#### [WHAT IS BEING ASKED]
Output all records precisely as written.
--- INPUT DATA ---
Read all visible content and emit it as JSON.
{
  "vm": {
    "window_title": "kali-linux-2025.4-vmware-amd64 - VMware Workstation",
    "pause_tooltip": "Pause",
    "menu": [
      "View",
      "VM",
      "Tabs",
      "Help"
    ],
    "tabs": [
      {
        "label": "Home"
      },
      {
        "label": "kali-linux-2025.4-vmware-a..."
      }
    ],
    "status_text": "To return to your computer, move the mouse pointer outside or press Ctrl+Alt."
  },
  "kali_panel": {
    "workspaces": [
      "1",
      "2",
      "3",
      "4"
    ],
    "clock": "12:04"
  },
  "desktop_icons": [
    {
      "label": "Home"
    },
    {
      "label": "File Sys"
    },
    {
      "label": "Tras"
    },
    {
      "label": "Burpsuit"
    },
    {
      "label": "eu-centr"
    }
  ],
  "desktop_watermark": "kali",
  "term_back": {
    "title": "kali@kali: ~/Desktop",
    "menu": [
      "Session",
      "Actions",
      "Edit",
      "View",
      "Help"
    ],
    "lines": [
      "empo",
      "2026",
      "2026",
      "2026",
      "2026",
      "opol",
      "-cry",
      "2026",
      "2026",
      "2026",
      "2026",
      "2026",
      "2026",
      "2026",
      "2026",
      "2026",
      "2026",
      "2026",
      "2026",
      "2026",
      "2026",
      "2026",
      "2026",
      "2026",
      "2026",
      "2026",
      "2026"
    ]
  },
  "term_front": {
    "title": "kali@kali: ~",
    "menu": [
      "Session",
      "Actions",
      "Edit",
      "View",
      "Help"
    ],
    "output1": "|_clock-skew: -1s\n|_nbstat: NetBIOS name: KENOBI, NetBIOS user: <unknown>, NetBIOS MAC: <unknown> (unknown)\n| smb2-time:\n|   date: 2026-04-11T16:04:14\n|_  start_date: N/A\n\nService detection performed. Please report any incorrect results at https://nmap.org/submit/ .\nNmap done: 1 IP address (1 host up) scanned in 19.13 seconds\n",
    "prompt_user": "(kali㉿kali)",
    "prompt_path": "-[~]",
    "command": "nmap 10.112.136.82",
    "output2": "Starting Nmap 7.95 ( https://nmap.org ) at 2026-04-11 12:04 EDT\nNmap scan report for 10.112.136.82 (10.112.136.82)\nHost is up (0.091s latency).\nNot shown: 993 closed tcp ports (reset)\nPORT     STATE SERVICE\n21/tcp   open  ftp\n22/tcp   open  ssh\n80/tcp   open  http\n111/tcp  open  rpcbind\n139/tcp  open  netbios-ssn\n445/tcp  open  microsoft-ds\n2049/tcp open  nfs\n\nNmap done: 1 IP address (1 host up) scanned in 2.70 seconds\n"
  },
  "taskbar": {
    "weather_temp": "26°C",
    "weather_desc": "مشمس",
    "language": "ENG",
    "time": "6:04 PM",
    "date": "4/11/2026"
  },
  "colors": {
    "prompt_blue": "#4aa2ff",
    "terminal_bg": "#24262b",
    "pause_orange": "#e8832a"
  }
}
---
#### [EXPECTED ANSWER]
Read all visible content and emit it as JSON.
{
  "vm": {
    "window_title": "kali-linux-2025.4-vmware-amd64 - VMware Workstation",
    "pause_tooltip": "Pause",
    "menu": [
      "View",
      "VM",
      "Tabs",
      "Help"
    ],
    "tabs": [
      {
        "label": "Home"
      },
      {
        "label": "kali-linux-2025.4-vmware-a..."
      }
    ],
    "status_text": "To return to your computer, move the mouse pointer outside or press Ctrl+Alt."
  },
  "kali_panel": {
    "workspaces": [
      "1",
      "2",
      "3",
      "4"
    ],
    "clock": "12:04"
  },
  "desktop_icons": [
    {
      "label": "Home"
    },
    {
      "label": "File Sys"
    },
    {
      "label": "Tras"
    },
    {
      "label": "Burpsuit"
    },
    {
      "label": "eu-centr"
    }
  ],
  "desktop_watermark": "kali",
  "term_back": {
    "title": "kali@kali: ~/Desktop",
    "menu": [
      "Session",
      "Actions",
      "Edit",
      "View",
      "Help"
    ],
    "lines": [
      "empo",
      "2026",
      "2026",
      "2026",
      "2026",
      "opol",
      "-cry",
      "2026",
      "2026",
      "2026",
      "2026",
      "2026",
      "2026",
      "2026",
      "2026",
      "2026",
      "2026",
      "2026",
      "2026",
      "2026",
      "2026",
      "2026",
      "2026",
      "2026",
      "2026",
      "2026",
      "2026"
    ]
  },
  "term_front": {
    "title": "kali@kali: ~",
    "menu": [
      "Session",
      "Actions",
      "Edit",
      "View",
      "Help"
    ],
    "output1": "|_clock-skew: -1s\n|_nbstat: NetBIOS name: KENOBI, NetBIOS user: <unknown>, NetBIOS MAC: <unknown> (unknown)\n| smb2-time:\n|   date: 2026-04-11T16:04:14\n|_  start_date: N/A\n\nService detection performed. Please report any incorrect results at https://nmap.org/submit/ .\nNmap done: 1 IP address (1 host up) scanned in 19.13 seconds\n",
    "prompt_user": "(kali㉿kali)",
    "prompt_path": "-[~]",
    "command": "nmap 10.112.136.82",
    "output2": "Starting Nmap 7.95 ( https://nmap.org ) at 2026-04-11 12:04 EDT\nNmap scan report for 10.112.136.82 (10.112.136.82)\nHost is up (0.091s latency).\nNot shown: 993 closed tcp ports (reset)\nPORT     STATE SERVICE\n21/tcp   open  ftp\n22/tcp   open  ssh\n80/tcp   open  http\n111/tcp  open  rpcbind\n139/tcp  open  netbios-ssn\n445/tcp  open  microsoft-ds\n2049/tcp open  nfs\n\nNmap done: 1 IP address (1 host up) scanned in 2.70 seconds\n"
  },
  "taskbar": {
    "weather_temp": "26°C",
    "weather_desc": "مشمس",
    "language": "ENG",
    "time": "6:04 PM",
    "date": "4/11/2026"
  },
  "colors": {
    "prompt_blue": "#4aa2ff",
    "terminal_bg": "#24262b",
    "pause_orange": "#e8832a"
  }
}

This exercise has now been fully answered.